EXCERPTED RECORDS:
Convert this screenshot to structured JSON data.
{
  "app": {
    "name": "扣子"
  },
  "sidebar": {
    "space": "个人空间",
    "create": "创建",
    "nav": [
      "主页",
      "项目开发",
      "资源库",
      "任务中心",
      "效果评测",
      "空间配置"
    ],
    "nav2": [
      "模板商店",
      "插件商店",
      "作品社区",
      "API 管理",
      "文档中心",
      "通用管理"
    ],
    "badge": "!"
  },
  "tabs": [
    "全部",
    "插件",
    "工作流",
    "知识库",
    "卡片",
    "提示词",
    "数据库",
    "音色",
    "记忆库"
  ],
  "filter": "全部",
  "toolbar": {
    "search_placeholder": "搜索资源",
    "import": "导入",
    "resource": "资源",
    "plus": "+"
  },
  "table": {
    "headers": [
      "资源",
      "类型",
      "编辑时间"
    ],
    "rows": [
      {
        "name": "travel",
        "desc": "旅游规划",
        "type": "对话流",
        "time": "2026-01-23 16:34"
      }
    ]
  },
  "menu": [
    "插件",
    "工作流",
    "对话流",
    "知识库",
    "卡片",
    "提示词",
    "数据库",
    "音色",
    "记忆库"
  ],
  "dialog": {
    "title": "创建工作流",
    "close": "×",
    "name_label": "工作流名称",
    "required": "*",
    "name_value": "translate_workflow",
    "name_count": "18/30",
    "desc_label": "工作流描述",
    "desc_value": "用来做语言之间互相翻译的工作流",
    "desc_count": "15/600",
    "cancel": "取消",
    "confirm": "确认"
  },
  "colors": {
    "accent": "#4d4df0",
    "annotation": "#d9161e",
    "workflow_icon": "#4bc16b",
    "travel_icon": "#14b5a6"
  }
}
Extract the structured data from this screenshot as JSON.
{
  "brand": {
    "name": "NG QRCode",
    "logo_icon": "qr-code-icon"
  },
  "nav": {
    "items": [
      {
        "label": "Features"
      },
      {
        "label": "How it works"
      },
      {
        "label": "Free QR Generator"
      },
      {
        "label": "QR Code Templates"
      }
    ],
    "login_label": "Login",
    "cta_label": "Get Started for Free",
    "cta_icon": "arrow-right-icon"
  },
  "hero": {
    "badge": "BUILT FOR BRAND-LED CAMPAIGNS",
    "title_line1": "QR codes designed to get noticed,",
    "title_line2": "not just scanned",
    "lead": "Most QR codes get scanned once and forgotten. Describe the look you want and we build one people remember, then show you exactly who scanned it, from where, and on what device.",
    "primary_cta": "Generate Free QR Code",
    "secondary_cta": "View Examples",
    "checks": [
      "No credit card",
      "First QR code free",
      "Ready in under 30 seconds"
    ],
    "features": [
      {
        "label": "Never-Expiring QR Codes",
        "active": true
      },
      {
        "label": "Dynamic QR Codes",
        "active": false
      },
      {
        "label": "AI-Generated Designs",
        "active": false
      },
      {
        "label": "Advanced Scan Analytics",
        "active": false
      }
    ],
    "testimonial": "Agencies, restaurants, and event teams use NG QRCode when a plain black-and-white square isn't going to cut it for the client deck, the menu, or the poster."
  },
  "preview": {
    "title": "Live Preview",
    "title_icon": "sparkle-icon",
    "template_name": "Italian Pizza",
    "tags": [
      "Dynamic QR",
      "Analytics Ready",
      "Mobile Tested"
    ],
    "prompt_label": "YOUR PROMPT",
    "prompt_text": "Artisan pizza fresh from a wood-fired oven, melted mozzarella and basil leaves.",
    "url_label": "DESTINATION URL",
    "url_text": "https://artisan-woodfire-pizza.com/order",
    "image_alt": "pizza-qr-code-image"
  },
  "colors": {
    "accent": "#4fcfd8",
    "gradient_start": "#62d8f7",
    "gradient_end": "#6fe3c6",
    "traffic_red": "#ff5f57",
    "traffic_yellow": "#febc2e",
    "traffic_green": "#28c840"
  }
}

DO THIS:
All of the data needs to be printed once more, exactly.

EXPECTED ANSWER:
Convert this screenshot to structured JSON data.
{
  "app": {
    "name": "扣子"
  },
  "sidebar": {
    "space": "个人空间",
    "create": "创建",
    "nav": [
      "主页",
      "项目开发",
      "资源库",
      "任务中心",
      "效果评测",
      "空间配置"
    ],
    "nav2": [
      "模板商店",
      "插件商店",
      "作品社区",
      "API 管理",
      "文档中心",
      "通用管理"
    ],
    "badge": "!"
  },
  "tabs": [
    "全部",
    "插件",
    "工作流",
    "知识库",
    "卡片",
    "提示词",
    "数据库",
    "音色",
    "记忆库"
  ],
  "filter": "全部",
  "toolbar": {
    "search_placeholder": "搜索资源",
    "import": "导入",
    "resource": "资源",
    "plus": "+"
  },
  "table": {
    "headers": [
      "资源",
      "类型",
      "编辑时间"
    ],
    "rows": [
      {
        "name": "travel",
        "desc": "旅游规划",
        "type": "对话流",
        "time": "2026-01-23 16:34"
      }
    ]
  },
  "menu": [
    "插件",
    "工作流",
    "对话流",
    "知识库",
    "卡片",
    "提示词",
    "数据库",
    "音色",
    "记忆库"
  ],
  "dialog": {
    "title": "创建工作流",
    "close": "×",
    "name_label": "工作流名称",
    "required": "*",
    "name_value": "translate_workflow",
    "name_count": "18/30",
    "desc_label": "工作流描述",
    "desc_value": "用来做语言之间互相翻译的工作流",
    "desc_count": "15/600",
    "cancel": "取消",
    "confirm": "确认"
  },
  "colors": {
    "accent": "#4d4df0",
    "annotation": "#d9161e",
    "workflow_icon": "#4bc16b",
    "travel_icon": "#14b5a6"
  }
}
Extract the structured data from this screenshot as JSON.
{
  "brand": {
    "name": "NG QRCode",
    "logo_icon": "qr-code-icon"
  },
  "nav": {
    "items": [
      {
        "label": "Features"
      },
      {
        "label": "How it works"
      },
      {
        "label": "Free QR Generator"
      },
      {
        "label": "QR Code Templates"
      }
    ],
    "login_label": "Login",
    "cta_label": "Get Started for Free",
    "cta_icon": "arrow-right-icon"
  },
  "hero": {
    "badge": "BUILT FOR BRAND-LED CAMPAIGNS",
    "title_line1": "QR codes designed to get noticed,",
    "title_line2": "not just scanned",
    "lead": "Most QR codes get scanned once and forgotten. Describe the look you want and we build one people remember, then show you exactly who scanned it, from where, and on what device.",
    "primary_cta": "Generate Free QR Code",
    "secondary_cta": "View Examples",
    "checks": [
      "No credit card",
      "First QR code free",
      "Ready in under 30 seconds"
    ],
    "features": [
      {
        "label": "Never-Expiring QR Codes",
        "active": true
      },
      {
        "label": "Dynamic QR Codes",
        "active": false
      },
      {
        "label": "AI-Generated Designs",
        "active": false
      },
      {
        "label": "Advanced Scan Analytics",
        "active": false
      }
    ],
    "testimonial": "Agencies, restaurants, and event teams use NG QRCode when a plain black-and-white square isn't going to cut it for the client deck, the menu, or the poster."
  },
  "preview": {
    "title": "Live Preview",
    "title_icon": "sparkle-icon",
    "template_name": "Italian Pizza",
    "tags": [
      "Dynamic QR",
      "Analytics Ready",
      "Mobile Tested"
    ],
    "prompt_label": "YOUR PROMPT",
    "prompt_text": "Artisan pizza fresh from a wood-fired oven, melted mozzarella and basil leaves.",
    "url_label": "DESTINATION URL",
    "url_text": "https://artisan-woodfire-pizza.com/order",
    "image_alt": "pizza-qr-code-image"
  },
  "colors": {
    "accent": "#4fcfd8",
    "gradient_start": "#62d8f7",
    "gradient_end": "#6fe3c6",
    "traffic_red": "#ff5f57",
    "traffic_yellow": "#febc2e",
    "traffic_green": "#28c840"
  }
}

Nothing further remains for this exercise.